-- START OF RECORDS SUPPLIED --

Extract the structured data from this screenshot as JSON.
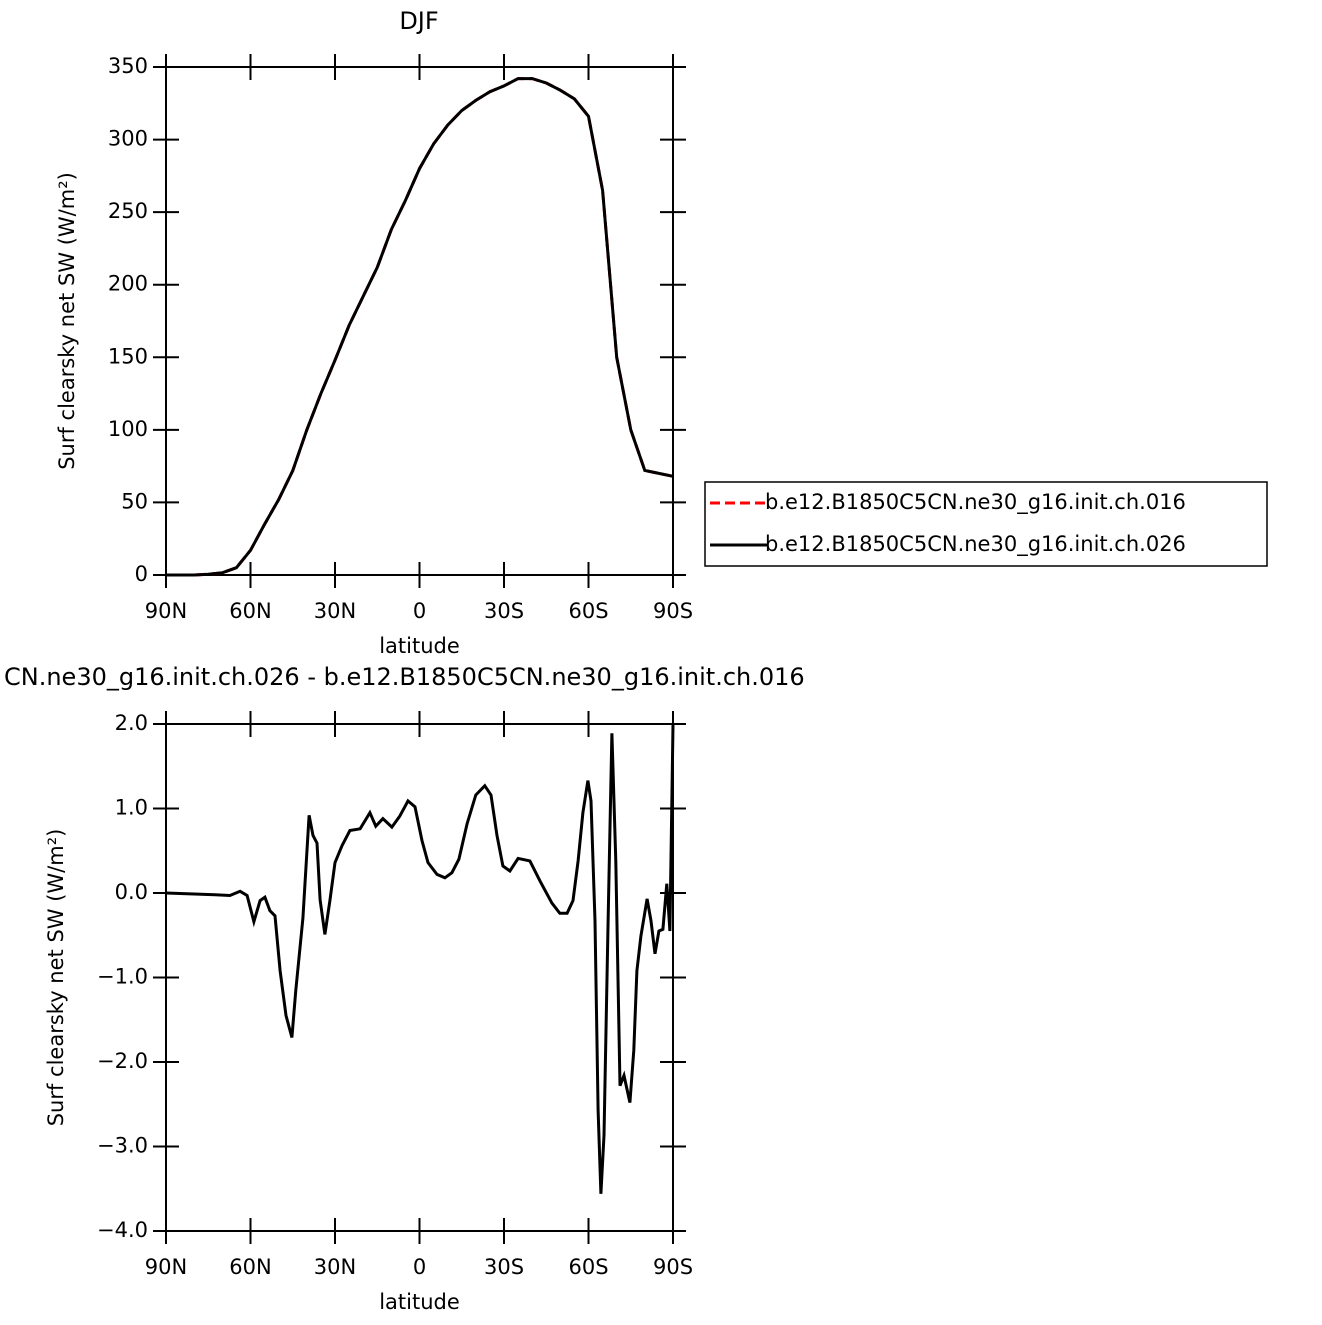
{
  "chart_data": [
    {
      "type": "line",
      "title": "DJF",
      "xlabel": "latitude",
      "ylabel": "Surf clearsky net SW (W/m²)",
      "x": [
        90,
        85,
        80,
        75,
        70,
        65,
        60,
        55,
        50,
        45,
        40,
        35,
        30,
        25,
        20,
        15,
        10,
        5,
        0,
        -5,
        -10,
        -15,
        -20,
        -25,
        -30,
        -35,
        -40,
        -45,
        -50,
        -55,
        -60,
        -65,
        -70,
        -75,
        -80,
        -85,
        -90
      ],
      "series": [
        {
          "name": "b.e12.B1850C5CN.ne30_g16.init.ch.016",
          "color": "#ff0000",
          "dash": true,
          "values": [
            0,
            0,
            0,
            0.5,
            1.5,
            5,
            17,
            35,
            52,
            72,
            100,
            125,
            148,
            172,
            192,
            212,
            238,
            258,
            280,
            297,
            310,
            320,
            327,
            333,
            337,
            342,
            342,
            339,
            334,
            328,
            316,
            265,
            150,
            100,
            72,
            70,
            68
          ]
        },
        {
          "name": "b.e12.B1850C5CN.ne30_g16.init.ch.026",
          "color": "#000000",
          "dash": false,
          "values": [
            0,
            0,
            0,
            0.5,
            1.5,
            5,
            17,
            35,
            52,
            72,
            100,
            125,
            148,
            172,
            192,
            212,
            238,
            258,
            280,
            297,
            310,
            320,
            327,
            333,
            337,
            342,
            342,
            339,
            334,
            328,
            316,
            265,
            150,
            100,
            72,
            70,
            68
          ]
        }
      ],
      "xlim": [
        90,
        -90
      ],
      "xticks": [
        {
          "value": 90,
          "label": "90N"
        },
        {
          "value": 60,
          "label": "60N"
        },
        {
          "value": 30,
          "label": "30N"
        },
        0,
        {
          "value": -30,
          "label": "30S"
        },
        {
          "value": -60,
          "label": "60S"
        },
        {
          "value": -90,
          "label": "90S"
        }
      ],
      "ylim": [
        0,
        350
      ],
      "yticks": [
        0,
        50,
        100,
        150,
        200,
        250,
        300,
        350
      ],
      "legend": "right"
    },
    {
      "type": "line",
      "title": "CN.ne30_g16.init.ch.026 - b.e12.B1850C5CN.ne30_g16.init.ch.016",
      "xlabel": "latitude",
      "ylabel": "Surf clearsky net SW (W/m²)",
      "x": [
        90,
        72.6,
        67.3,
        63.7,
        61.2,
        58.8,
        56.6,
        54.9,
        53.1,
        51.3,
        49.5,
        47.4,
        45.3,
        43.9,
        41.4,
        39.2,
        37.8,
        36.4,
        35.3,
        33.6,
        31.8,
        30.0,
        27.5,
        24.7,
        21.1,
        17.6,
        15.5,
        13.0,
        9.8,
        7.0,
        4.1,
        1.6,
        -0.9,
        -3.0,
        -6.2,
        -9.0,
        -11.5,
        -14.0,
        -16.9,
        -20.0,
        -23.2,
        -25.4,
        -27.5,
        -29.6,
        -32.1,
        -35.0,
        -39.2,
        -42.8,
        -47.0,
        -49.8,
        -52.4,
        -54.5,
        -56.3,
        -58.0,
        -59.8,
        -60.9,
        -62.3,
        -63.4,
        -64.4,
        -65.5,
        -66.9,
        -68.3,
        -69.7,
        -71.2,
        -72.6,
        -74.7,
        -76.1,
        -77.2,
        -78.6,
        -80.8,
        -82.2,
        -83.6,
        -85.0,
        -86.4,
        -87.8,
        -88.9,
        -90
      ],
      "series": [
        {
          "name": "difference",
          "color": "#000000",
          "dash": false,
          "values": [
            0,
            -0.02,
            -0.03,
            0.02,
            -0.03,
            -0.34,
            -0.09,
            -0.05,
            -0.21,
            -0.27,
            -0.92,
            -1.45,
            -1.71,
            -1.15,
            -0.3,
            0.92,
            0.68,
            0.59,
            -0.08,
            -0.49,
            -0.09,
            0.36,
            0.56,
            0.74,
            0.76,
            0.95,
            0.79,
            0.88,
            0.78,
            0.91,
            1.09,
            1.02,
            0.62,
            0.36,
            0.22,
            0.18,
            0.24,
            0.4,
            0.82,
            1.16,
            1.27,
            1.16,
            0.68,
            0.32,
            0.26,
            0.41,
            0.38,
            0.14,
            -0.12,
            -0.24,
            -0.24,
            -0.09,
            0.38,
            0.95,
            1.33,
            1.09,
            -0.33,
            -2.57,
            -3.56,
            -2.87,
            -0.45,
            1.89,
            0.38,
            -2.28,
            -2.16,
            -2.48,
            -1.86,
            -0.92,
            -0.51,
            -0.07,
            -0.33,
            -0.72,
            -0.45,
            -0.43,
            0.11,
            -0.45,
            1.99
          ]
        }
      ],
      "xlim": [
        90,
        -90
      ],
      "xticks": [
        {
          "value": 90,
          "label": "90N"
        },
        {
          "value": 60,
          "label": "60N"
        },
        {
          "value": 30,
          "label": "30N"
        },
        0,
        {
          "value": -30,
          "label": "30S"
        },
        {
          "value": -60,
          "label": "60S"
        },
        {
          "value": -90,
          "label": "90S"
        }
      ],
      "ylim": [
        -4,
        2
      ],
      "yticks": [
        {
          "value": 2,
          "label": "2.0"
        },
        {
          "value": 1,
          "label": "1.0"
        },
        {
          "value": 0,
          "label": "0.0"
        },
        {
          "value": -1,
          "label": "−1.0"
        },
        {
          "value": -2,
          "label": "−2.0"
        },
        {
          "value": -3,
          "label": "−3.0"
        },
        {
          "value": -4,
          "label": "−4.0"
        }
      ]
    }
  ]
}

-- END OF RECORDS SUPPLIED --

Copy out all the data exactly; skip the pictures.

Extract the structured data from this screenshot as JSON.
{
  "chart_data": [
    {
      "type": "line",
      "title": "DJF",
      "xlabel": "latitude",
      "ylabel": "Surf clearsky net SW (W/m²)",
      "x": [
        90,
        85,
        80,
        75,
        70,
        65,
        60,
        55,
        50,
        45,
        40,
        35,
        30,
        25,
        20,
        15,
        10,
        5,
        0,
        -5,
        -10,
        -15,
        -20,
        -25,
        -30,
        -35,
        -40,
        -45,
        -50,
        -55,
        -60,
        -65,
        -70,
        -75,
        -80,
        -85,
        -90
      ],
      "series": [
        {
          "name": "b.e12.B1850C5CN.ne30_g16.init.ch.016",
          "color": "#ff0000",
          "dash": true,
          "values": [
            0,
            0,
            0,
            0.5,
            1.5,
            5,
            17,
            35,
            52,
            72,
            100,
            125,
            148,
            172,
            192,
            212,
            238,
            258,
            280,
            297,
            310,
            320,
            327,
            333,
            337,
            342,
            342,
            339,
            334,
            328,
            316,
            265,
            150,
            100,
            72,
            70,
            68
          ]
        },
        {
          "name": "b.e12.B1850C5CN.ne30_g16.init.ch.026",
          "color": "#000000",
          "dash": false,
          "values": [
            0,
            0,
            0,
            0.5,
            1.5,
            5,
            17,
            35,
            52,
            72,
            100,
            125,
            148,
            172,
            192,
            212,
            238,
            258,
            280,
            297,
            310,
            320,
            327,
            333,
            337,
            342,
            342,
            339,
            334,
            328,
            316,
            265,
            150,
            100,
            72,
            70,
            68
          ]
        }
      ],
      "xlim": [
        90,
        -90
      ],
      "xticks": [
        {
          "value": 90,
          "label": "90N"
        },
        {
          "value": 60,
          "label": "60N"
        },
        {
          "value": 30,
          "label": "30N"
        },
        0,
        {
          "value": -30,
          "label": "30S"
        },
        {
          "value": -60,
          "label": "60S"
        },
        {
          "value": -90,
          "label": "90S"
        }
      ],
      "ylim": [
        0,
        350
      ],
      "yticks": [
        0,
        50,
        100,
        150,
        200,
        250,
        300,
        350
      ],
      "legend": "right"
    },
    {
      "type": "line",
      "title": "CN.ne30_g16.init.ch.026 - b.e12.B1850C5CN.ne30_g16.init.ch.016",
      "xlabel": "latitude",
      "ylabel": "Surf clearsky net SW (W/m²)",
      "x": [
        90,
        72.6,
        67.3,
        63.7,
        61.2,
        58.8,
        56.6,
        54.9,
        53.1,
        51.3,
        49.5,
        47.4,
        45.3,
        43.9,
        41.4,
        39.2,
        37.8,
        36.4,
        35.3,
        33.6,
        31.8,
        30.0,
        27.5,
        24.7,
        21.1,
        17.6,
        15.5,
        13.0,
        9.8,
        7.0,
        4.1,
        1.6,
        -0.9,
        -3.0,
        -6.2,
        -9.0,
        -11.5,
        -14.0,
        -16.9,
        -20.0,
        -23.2,
        -25.4,
        -27.5,
        -29.6,
        -32.1,
        -35.0,
        -39.2,
        -42.8,
        -47.0,
        -49.8,
        -52.4,
        -54.5,
        -56.3,
        -58.0,
        -59.8,
        -60.9,
        -62.3,
        -63.4,
        -64.4,
        -65.5,
        -66.9,
        -68.3,
        -69.7,
        -71.2,
        -72.6,
        -74.7,
        -76.1,
        -77.2,
        -78.6,
        -80.8,
        -82.2,
        -83.6,
        -85.0,
        -86.4,
        -87.8,
        -88.9,
        -90
      ],
      "series": [
        {
          "name": "difference",
          "color": "#000000",
          "dash": false,
          "values": [
            0,
            -0.02,
            -0.03,
            0.02,
            -0.03,
            -0.34,
            -0.09,
            -0.05,
            -0.21,
            -0.27,
            -0.92,
            -1.45,
            -1.71,
            -1.15,
            -0.3,
            0.92,
            0.68,
            0.59,
            -0.08,
            -0.49,
            -0.09,
            0.36,
            0.56,
            0.74,
            0.76,
            0.95,
            0.79,
            0.88,
            0.78,
            0.91,
            1.09,
            1.02,
            0.62,
            0.36,
            0.22,
            0.18,
            0.24,
            0.4,
            0.82,
            1.16,
            1.27,
            1.16,
            0.68,
            0.32,
            0.26,
            0.41,
            0.38,
            0.14,
            -0.12,
            -0.24,
            -0.24,
            -0.09,
            0.38,
            0.95,
            1.33,
            1.09,
            -0.33,
            -2.57,
            -3.56,
            -2.87,
            -0.45,
            1.89,
            0.38,
            -2.28,
            -2.16,
            -2.48,
            -1.86,
            -0.92,
            -0.51,
            -0.07,
            -0.33,
            -0.72,
            -0.45,
            -0.43,
            0.11,
            -0.45,
            1.99
          ]
        }
      ],
      "xlim": [
        90,
        -90
      ],
      "xticks": [
        {
          "value": 90,
          "label": "90N"
        },
        {
          "value": 60,
          "label": "60N"
        },
        {
          "value": 30,
          "label": "30N"
        },
        0,
        {
          "value": -30,
          "label": "30S"
        },
        {
          "value": -60,
          "label": "60S"
        },
        {
          "value": -90,
          "label": "90S"
        }
      ],
      "ylim": [
        -4,
        2
      ],
      "yticks": [
        {
          "value": 2,
          "label": "2.0"
        },
        {
          "value": 1,
          "label": "1.0"
        },
        {
          "value": 0,
          "label": "0.0"
        },
        {
          "value": -1,
          "label": "−1.0"
        },
        {
          "value": -2,
          "label": "−2.0"
        },
        {
          "value": -3,
          "label": "−3.0"
        },
        {
          "value": -4,
          "label": "−4.0"
        }
      ]
    }
  ]
}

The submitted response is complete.